• _Written problem_: Write out all lines holding the word "arrow".

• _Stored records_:
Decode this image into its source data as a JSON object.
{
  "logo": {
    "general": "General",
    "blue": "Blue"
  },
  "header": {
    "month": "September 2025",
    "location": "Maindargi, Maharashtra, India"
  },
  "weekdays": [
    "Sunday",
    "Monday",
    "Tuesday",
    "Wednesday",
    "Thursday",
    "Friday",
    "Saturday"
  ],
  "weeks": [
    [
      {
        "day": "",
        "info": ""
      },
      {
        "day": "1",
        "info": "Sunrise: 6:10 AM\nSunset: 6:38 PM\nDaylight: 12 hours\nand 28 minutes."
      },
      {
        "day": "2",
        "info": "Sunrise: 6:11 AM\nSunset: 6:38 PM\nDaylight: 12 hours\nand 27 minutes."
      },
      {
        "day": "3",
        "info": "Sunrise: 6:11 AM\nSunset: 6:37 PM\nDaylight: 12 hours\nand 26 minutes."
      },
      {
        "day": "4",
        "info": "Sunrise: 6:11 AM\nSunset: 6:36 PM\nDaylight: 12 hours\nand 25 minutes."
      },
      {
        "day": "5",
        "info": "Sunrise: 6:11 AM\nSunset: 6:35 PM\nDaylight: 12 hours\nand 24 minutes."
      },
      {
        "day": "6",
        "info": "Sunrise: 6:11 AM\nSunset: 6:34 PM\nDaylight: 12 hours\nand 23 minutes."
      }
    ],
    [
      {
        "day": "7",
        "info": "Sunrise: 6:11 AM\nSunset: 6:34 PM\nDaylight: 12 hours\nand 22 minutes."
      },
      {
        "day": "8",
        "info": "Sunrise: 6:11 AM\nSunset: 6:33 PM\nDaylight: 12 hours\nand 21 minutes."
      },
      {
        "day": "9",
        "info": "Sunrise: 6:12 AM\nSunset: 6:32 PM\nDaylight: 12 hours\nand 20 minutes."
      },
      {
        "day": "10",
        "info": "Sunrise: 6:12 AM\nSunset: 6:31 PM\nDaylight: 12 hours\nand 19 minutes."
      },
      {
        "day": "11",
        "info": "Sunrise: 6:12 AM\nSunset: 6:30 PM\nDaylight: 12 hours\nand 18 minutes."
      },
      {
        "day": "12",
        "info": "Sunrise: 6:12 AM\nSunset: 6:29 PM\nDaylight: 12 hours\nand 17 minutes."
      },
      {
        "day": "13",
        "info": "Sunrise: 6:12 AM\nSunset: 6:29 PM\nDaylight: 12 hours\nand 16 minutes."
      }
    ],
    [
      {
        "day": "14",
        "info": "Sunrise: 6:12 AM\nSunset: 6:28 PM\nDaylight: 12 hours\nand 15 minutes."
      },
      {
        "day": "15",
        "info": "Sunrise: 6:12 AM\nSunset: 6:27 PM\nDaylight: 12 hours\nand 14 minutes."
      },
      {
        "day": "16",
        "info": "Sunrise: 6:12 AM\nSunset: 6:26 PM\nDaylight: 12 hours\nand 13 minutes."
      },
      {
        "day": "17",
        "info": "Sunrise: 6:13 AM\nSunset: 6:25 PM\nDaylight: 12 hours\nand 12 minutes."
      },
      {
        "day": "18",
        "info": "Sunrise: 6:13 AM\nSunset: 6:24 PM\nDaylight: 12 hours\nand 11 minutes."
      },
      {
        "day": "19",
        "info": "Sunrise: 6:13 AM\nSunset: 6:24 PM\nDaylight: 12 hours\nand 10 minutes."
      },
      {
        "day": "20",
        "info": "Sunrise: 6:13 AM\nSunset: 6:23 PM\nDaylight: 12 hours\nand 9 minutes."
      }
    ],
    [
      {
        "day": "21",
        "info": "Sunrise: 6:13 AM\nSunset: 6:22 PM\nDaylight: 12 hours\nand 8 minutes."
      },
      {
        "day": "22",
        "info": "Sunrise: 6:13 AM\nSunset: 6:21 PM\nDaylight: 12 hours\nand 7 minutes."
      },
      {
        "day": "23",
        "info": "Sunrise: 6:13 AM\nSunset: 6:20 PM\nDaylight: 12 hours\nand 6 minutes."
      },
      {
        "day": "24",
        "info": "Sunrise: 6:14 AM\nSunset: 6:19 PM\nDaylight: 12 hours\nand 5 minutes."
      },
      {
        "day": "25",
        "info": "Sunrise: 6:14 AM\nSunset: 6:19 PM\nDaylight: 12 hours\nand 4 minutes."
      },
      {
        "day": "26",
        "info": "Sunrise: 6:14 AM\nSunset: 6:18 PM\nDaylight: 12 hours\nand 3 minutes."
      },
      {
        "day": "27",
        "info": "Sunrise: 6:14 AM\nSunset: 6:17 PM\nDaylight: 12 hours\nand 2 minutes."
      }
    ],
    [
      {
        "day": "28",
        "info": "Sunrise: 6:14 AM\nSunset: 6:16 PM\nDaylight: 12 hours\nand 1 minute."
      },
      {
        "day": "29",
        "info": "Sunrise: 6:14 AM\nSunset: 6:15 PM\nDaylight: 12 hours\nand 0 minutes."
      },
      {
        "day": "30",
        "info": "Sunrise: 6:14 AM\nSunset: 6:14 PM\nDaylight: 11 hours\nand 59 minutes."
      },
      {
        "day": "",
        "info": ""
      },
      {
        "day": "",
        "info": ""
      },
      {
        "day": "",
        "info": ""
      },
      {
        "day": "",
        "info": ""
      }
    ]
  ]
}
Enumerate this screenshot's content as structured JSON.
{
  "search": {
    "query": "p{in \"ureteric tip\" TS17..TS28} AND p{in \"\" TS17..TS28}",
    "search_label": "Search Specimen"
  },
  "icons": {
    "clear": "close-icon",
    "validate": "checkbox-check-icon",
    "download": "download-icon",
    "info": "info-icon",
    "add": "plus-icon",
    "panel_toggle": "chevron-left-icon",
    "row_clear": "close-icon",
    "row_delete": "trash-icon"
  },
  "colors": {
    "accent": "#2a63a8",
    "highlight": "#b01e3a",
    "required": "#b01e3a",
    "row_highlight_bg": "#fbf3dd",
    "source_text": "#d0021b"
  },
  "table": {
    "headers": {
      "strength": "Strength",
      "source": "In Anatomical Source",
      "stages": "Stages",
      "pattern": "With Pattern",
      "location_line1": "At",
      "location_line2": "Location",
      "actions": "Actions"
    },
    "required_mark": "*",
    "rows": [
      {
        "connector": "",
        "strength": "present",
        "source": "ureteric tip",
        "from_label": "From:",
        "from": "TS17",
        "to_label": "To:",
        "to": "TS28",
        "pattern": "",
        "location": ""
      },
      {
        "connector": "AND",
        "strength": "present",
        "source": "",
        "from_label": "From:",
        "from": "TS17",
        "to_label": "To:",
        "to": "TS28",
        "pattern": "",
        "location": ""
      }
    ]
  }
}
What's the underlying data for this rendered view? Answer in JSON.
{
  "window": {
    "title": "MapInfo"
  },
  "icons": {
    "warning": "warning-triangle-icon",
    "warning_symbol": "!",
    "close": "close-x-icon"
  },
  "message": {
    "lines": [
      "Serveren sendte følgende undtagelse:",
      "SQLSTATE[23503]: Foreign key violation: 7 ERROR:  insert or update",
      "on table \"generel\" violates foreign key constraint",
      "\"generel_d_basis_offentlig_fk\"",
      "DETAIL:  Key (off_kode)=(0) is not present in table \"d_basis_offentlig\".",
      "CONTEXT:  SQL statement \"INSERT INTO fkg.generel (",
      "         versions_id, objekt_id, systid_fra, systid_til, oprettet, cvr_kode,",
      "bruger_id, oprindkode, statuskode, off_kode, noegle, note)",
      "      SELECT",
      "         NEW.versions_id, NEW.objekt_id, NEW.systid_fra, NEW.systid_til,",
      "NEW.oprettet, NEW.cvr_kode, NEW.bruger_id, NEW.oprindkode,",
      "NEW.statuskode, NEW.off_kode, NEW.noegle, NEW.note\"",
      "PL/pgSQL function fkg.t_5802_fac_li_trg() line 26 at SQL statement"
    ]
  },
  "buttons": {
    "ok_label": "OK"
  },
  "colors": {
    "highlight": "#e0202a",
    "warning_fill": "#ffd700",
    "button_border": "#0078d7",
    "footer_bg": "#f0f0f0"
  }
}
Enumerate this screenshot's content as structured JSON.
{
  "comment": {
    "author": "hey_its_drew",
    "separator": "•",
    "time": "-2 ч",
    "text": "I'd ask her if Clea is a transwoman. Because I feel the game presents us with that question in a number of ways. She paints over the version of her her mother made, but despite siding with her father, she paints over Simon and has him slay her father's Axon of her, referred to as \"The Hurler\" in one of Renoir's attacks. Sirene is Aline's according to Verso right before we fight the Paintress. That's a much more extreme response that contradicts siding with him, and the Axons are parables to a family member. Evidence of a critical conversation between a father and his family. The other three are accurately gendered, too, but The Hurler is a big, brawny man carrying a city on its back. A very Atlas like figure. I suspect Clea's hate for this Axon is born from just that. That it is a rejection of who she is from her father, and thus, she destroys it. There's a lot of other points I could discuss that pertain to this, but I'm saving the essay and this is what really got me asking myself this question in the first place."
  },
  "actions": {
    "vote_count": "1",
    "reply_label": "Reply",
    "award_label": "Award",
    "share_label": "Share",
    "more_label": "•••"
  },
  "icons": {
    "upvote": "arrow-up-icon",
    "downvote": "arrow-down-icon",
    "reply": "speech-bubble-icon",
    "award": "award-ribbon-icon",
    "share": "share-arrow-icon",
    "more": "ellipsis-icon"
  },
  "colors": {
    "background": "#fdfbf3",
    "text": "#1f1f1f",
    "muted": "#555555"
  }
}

• _Final result_:
    "upvote": "arrow-up-icon",
    "downvote": "arrow-down-icon",
    "share": "share-arrow-icon",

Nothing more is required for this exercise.